■ Stated exercise: Every record should be repeated exactly, except that pictures are left out.

━━━ Input for this task

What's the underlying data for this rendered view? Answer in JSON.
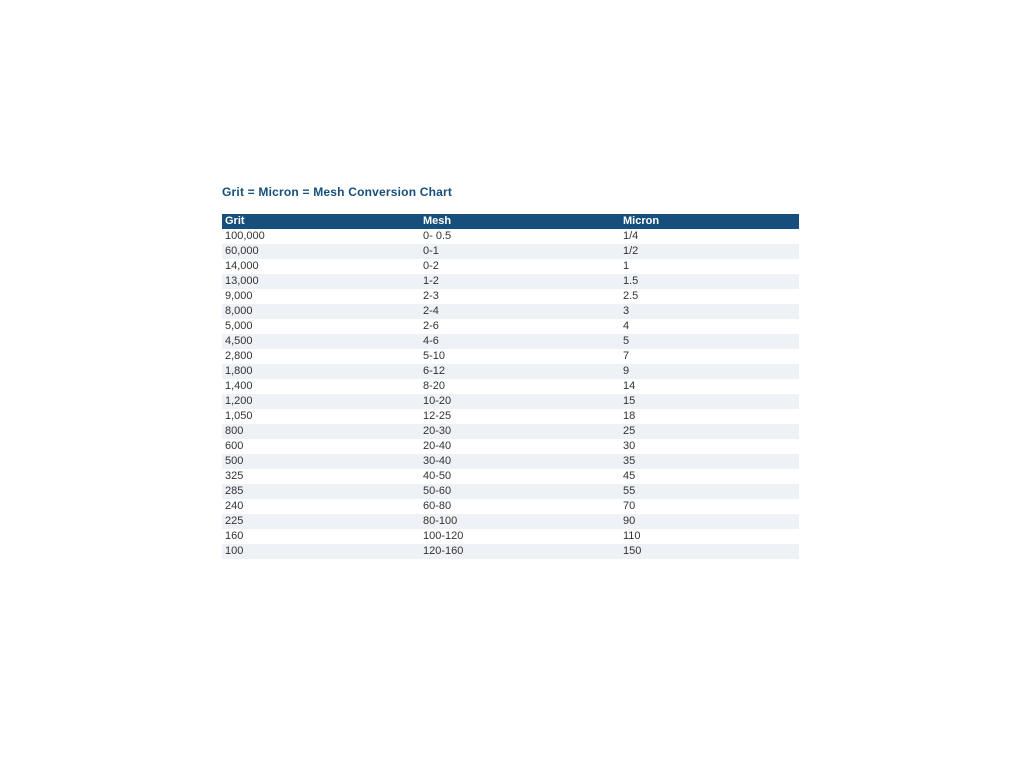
{
  "page": {
    "title": "Grit = Micron = Mesh Conversion Chart"
  },
  "colors": {
    "title_text": "#164e7c",
    "header_bg": "#164e7c",
    "header_text": "#ffffff",
    "row_bg": "#ffffff",
    "row_alt_bg": "#eef1f5",
    "body_text": "#333333",
    "page_bg": "#ffffff"
  },
  "chart_data": {
    "type": "table",
    "title": "Grit = Micron = Mesh Conversion Chart",
    "columns": [
      "Grit",
      "Mesh",
      "Micron"
    ],
    "column_keys": [
      "grit",
      "mesh",
      "micron"
    ],
    "rows": [
      [
        "100,000",
        "0- 0.5",
        "1/4"
      ],
      [
        "60,000",
        "0-1",
        "1/2"
      ],
      [
        "14,000",
        "0-2",
        "1"
      ],
      [
        "13,000",
        "1-2",
        "1.5"
      ],
      [
        "9,000",
        "2-3",
        "2.5"
      ],
      [
        "8,000",
        "2-4",
        "3"
      ],
      [
        "5,000",
        "2-6",
        "4"
      ],
      [
        "4,500",
        "4-6",
        "5"
      ],
      [
        "2,800",
        "5-10",
        "7"
      ],
      [
        "1,800",
        "6-12",
        "9"
      ],
      [
        "1,400",
        "8-20",
        "14"
      ],
      [
        "1,200",
        "10-20",
        "15"
      ],
      [
        "1,050",
        "12-25",
        "18"
      ],
      [
        "800",
        "20-30",
        "25"
      ],
      [
        "600",
        "20-40",
        "30"
      ],
      [
        "500",
        "30-40",
        "35"
      ],
      [
        "325",
        "40-50",
        "45"
      ],
      [
        "285",
        "50-60",
        "55"
      ],
      [
        "240",
        "60-80",
        "70"
      ],
      [
        "225",
        "80-100",
        "90"
      ],
      [
        "160",
        "100-120",
        "110"
      ],
      [
        "100",
        "120-160",
        "150"
      ]
    ]
  }
}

━━━━━━

■ Result:
What's the underlying data for this rendered view? Answer in JSON.
{
  "page": {
    "title": "Grit = Micron = Mesh Conversion Chart"
  },
  "colors": {
    "title_text": "#164e7c",
    "header_bg": "#164e7c",
    "header_text": "#ffffff",
    "row_bg": "#ffffff",
    "row_alt_bg": "#eef1f5",
    "body_text": "#333333",
    "page_bg": "#ffffff"
  },
  "chart_data": {
    "type": "table",
    "title": "Grit = Micron = Mesh Conversion Chart",
    "columns": [
      "Grit",
      "Mesh",
      "Micron"
    ],
    "column_keys": [
      "grit",
      "mesh",
      "micron"
    ],
    "rows": [
      [
        "100,000",
        "0- 0.5",
        "1/4"
      ],
      [
        "60,000",
        "0-1",
        "1/2"
      ],
      [
        "14,000",
        "0-2",
        "1"
      ],
      [
        "13,000",
        "1-2",
        "1.5"
      ],
      [
        "9,000",
        "2-3",
        "2.5"
      ],
      [
        "8,000",
        "2-4",
        "3"
      ],
      [
        "5,000",
        "2-6",
        "4"
      ],
      [
        "4,500",
        "4-6",
        "5"
      ],
      [
        "2,800",
        "5-10",
        "7"
      ],
      [
        "1,800",
        "6-12",
        "9"
      ],
      [
        "1,400",
        "8-20",
        "14"
      ],
      [
        "1,200",
        "10-20",
        "15"
      ],
      [
        "1,050",
        "12-25",
        "18"
      ],
      [
        "800",
        "20-30",
        "25"
      ],
      [
        "600",
        "20-40",
        "30"
      ],
      [
        "500",
        "30-40",
        "35"
      ],
      [
        "325",
        "40-50",
        "45"
      ],
      [
        "285",
        "50-60",
        "55"
      ],
      [
        "240",
        "60-80",
        "70"
      ],
      [
        "225",
        "80-100",
        "90"
      ],
      [
        "160",
        "100-120",
        "110"
      ],
      [
        "100",
        "120-160",
        "150"
      ]
    ]
  }
}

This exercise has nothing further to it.